— begin Data supplied —

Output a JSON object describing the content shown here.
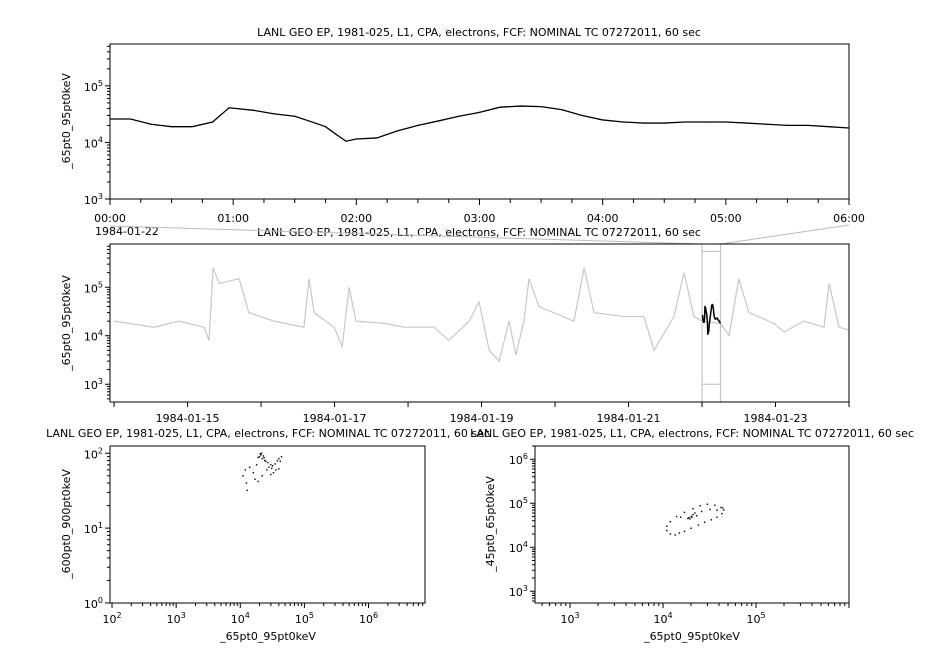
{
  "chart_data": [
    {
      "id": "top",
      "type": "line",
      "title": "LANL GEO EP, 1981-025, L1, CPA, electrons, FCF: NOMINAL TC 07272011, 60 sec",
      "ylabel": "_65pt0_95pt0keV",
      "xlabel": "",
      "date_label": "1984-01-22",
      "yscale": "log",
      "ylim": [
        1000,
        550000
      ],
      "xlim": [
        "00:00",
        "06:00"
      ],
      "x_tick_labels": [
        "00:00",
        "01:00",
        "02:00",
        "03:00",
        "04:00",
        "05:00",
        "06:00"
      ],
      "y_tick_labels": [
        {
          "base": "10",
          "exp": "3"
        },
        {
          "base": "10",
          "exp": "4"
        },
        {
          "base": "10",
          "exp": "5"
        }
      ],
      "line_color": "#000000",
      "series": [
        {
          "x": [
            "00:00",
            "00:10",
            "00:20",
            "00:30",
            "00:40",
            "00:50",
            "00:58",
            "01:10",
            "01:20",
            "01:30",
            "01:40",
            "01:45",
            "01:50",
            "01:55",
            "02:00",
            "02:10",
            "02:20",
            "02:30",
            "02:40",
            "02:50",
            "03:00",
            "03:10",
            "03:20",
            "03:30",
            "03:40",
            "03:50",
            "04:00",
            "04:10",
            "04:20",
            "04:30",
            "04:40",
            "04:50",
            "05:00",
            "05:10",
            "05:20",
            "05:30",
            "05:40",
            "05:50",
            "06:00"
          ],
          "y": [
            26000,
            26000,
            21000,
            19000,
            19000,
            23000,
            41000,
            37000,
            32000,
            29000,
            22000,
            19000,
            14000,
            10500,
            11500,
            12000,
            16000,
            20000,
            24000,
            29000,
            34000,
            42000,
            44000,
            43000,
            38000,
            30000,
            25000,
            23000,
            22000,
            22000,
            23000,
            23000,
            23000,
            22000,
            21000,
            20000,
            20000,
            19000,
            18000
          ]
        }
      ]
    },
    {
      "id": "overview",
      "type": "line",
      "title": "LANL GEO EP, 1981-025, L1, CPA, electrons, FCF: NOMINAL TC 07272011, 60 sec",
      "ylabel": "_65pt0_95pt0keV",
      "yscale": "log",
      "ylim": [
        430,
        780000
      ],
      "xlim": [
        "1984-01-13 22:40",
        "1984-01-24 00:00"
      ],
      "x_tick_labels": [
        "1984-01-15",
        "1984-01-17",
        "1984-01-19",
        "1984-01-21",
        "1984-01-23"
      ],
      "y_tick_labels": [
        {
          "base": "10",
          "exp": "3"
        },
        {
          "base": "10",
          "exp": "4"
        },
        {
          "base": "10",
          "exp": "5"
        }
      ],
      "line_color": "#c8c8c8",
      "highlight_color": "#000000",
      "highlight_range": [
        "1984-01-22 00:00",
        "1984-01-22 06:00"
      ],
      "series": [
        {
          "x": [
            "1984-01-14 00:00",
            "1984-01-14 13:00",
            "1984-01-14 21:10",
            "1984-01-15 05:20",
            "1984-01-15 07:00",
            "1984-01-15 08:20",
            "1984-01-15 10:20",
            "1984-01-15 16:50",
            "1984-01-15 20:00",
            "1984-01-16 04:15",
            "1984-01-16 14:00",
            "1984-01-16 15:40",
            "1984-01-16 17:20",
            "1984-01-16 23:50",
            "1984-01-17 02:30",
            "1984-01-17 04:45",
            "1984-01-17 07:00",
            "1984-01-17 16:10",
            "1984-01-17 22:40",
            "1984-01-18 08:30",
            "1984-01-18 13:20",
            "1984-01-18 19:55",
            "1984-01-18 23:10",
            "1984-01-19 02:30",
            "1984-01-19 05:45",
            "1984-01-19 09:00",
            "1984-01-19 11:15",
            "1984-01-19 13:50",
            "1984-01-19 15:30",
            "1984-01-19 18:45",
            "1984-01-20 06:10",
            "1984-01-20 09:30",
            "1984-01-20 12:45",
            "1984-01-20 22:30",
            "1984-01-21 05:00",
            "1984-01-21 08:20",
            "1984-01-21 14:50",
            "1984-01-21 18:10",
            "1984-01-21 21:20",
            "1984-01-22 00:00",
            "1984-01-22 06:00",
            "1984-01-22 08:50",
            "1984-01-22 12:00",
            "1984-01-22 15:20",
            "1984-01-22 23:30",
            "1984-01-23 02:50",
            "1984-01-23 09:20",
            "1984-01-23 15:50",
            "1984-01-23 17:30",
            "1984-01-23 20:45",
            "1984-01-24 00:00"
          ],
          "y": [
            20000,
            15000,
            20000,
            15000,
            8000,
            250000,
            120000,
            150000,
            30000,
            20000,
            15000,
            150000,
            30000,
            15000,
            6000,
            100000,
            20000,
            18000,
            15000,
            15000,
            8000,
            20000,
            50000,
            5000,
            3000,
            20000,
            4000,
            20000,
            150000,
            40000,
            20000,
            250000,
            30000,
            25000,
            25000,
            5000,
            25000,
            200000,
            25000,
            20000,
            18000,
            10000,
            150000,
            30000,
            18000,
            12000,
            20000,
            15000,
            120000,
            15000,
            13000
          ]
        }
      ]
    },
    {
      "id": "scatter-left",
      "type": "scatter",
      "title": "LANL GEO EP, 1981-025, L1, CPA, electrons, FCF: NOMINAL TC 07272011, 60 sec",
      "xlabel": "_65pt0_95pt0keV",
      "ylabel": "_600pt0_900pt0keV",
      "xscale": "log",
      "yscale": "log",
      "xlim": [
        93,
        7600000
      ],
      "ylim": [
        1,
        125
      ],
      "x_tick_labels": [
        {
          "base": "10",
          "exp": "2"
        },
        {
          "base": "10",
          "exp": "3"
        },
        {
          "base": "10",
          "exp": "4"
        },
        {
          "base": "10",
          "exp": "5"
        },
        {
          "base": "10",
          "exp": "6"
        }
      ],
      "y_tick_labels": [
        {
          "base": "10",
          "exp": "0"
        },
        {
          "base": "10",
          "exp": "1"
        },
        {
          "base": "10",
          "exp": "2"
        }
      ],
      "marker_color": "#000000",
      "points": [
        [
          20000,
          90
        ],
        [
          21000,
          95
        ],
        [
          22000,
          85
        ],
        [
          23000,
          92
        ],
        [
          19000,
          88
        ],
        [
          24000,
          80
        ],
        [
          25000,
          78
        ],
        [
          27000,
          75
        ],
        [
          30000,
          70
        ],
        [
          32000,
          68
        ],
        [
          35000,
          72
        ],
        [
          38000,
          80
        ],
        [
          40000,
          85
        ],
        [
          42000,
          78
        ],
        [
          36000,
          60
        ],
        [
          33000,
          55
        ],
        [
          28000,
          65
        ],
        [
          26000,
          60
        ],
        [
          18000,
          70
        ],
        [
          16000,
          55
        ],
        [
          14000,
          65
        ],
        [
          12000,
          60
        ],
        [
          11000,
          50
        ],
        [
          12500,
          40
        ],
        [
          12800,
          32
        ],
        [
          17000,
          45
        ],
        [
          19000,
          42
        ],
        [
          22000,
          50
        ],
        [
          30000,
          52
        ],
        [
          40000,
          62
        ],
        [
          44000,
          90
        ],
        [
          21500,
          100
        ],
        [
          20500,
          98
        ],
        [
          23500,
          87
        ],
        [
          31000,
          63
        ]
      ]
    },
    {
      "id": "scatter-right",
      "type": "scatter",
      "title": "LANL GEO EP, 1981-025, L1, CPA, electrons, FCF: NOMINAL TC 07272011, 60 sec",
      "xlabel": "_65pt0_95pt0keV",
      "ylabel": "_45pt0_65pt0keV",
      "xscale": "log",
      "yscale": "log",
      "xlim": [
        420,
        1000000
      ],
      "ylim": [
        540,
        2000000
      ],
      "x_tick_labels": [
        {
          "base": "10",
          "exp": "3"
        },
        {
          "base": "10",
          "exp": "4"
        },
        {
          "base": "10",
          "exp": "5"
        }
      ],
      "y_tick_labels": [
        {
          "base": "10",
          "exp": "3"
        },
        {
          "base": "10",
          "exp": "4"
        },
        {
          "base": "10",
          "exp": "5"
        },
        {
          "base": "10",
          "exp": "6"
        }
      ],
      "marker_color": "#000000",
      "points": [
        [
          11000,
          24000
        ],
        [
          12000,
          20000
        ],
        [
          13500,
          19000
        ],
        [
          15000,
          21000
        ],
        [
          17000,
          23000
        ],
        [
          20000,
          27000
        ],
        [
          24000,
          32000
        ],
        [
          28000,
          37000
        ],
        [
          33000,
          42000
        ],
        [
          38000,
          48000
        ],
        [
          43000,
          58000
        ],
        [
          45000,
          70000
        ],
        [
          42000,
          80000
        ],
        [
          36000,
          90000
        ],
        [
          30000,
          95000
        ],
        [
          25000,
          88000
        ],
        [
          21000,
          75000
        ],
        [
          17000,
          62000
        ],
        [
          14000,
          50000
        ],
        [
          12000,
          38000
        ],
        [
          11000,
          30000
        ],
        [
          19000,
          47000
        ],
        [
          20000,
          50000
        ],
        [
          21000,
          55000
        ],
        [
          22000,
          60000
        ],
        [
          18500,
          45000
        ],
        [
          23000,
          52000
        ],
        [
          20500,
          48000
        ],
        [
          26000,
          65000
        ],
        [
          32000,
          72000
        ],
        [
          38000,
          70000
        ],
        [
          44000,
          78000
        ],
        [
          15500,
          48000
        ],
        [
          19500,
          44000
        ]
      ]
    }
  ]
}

— end Data supplied —

> Task brief: Find every line that has "scatter" in it, then return those lines.

> Right answer:
      "id": "scatter-left",
      "type": "scatter",
      "id": "scatter-right",
      "type": "scatter",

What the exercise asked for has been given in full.